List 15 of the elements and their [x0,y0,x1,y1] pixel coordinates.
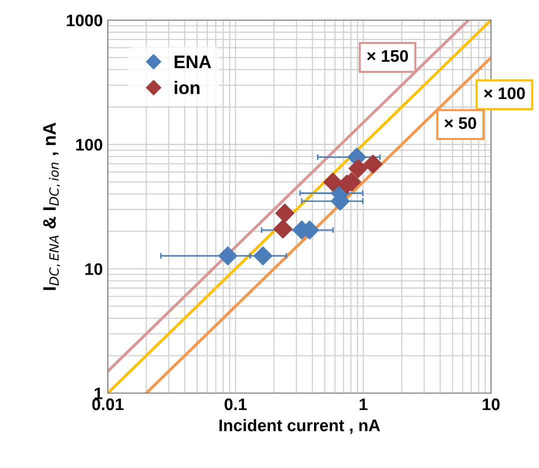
legend-label: ENA [174,56,212,68]
x-tick-label: 10 [482,398,500,410]
y-tick-label: 10 [85,263,102,275]
text: × 100 [484,87,525,100]
series-label: × 150 [367,50,408,62]
x-axis-title: Incident current , nA [220,419,380,434]
y-axis-title: I$_{DC,ENA}$ & I$_{DC,ion}$ , nA [43,122,60,290]
x-tick-label: 1 [360,398,368,410]
y-tick-label: 1000 [66,14,102,26]
x-tick-label: 0.01 [92,398,124,410]
x-tick-label: 0.1 [224,398,247,410]
series-label: × 50 [444,117,476,130]
y-tick-label: 100 [76,138,102,151]
legend-label: ion [174,80,200,94]
y-tick-label: 1 [94,388,102,400]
● ● ●
▶ _The exercise_
Pull every line of the material above into your reply without changing a character, and leave out the picture.

▶ _Exercise output_
List 15 of the elements and their [x0,y0,x1,y1] pixel coordinates.
legend-label: ENA [174,56,212,68]
x-tick-label: 10 [482,398,500,410]
y-tick-label: 10 [85,263,102,275]
text: × 100 [484,87,525,100]
series-label: × 150 [367,50,408,62]
x-axis-title: Incident current , nA [220,419,380,434]
y-axis-title: I$_{DC,ENA}$ & I$_{DC,ion}$ , nA [43,122,60,290]
x-tick-label: 1 [360,398,368,410]
y-tick-label: 1000 [66,14,102,26]
x-tick-label: 0.01 [92,398,124,410]
x-tick-label: 0.1 [224,398,247,410]
series-label: × 50 [444,117,476,130]
y-tick-label: 100 [76,138,102,151]
legend-label: ion [174,80,200,94]
y-tick-label: 1 [94,388,102,400]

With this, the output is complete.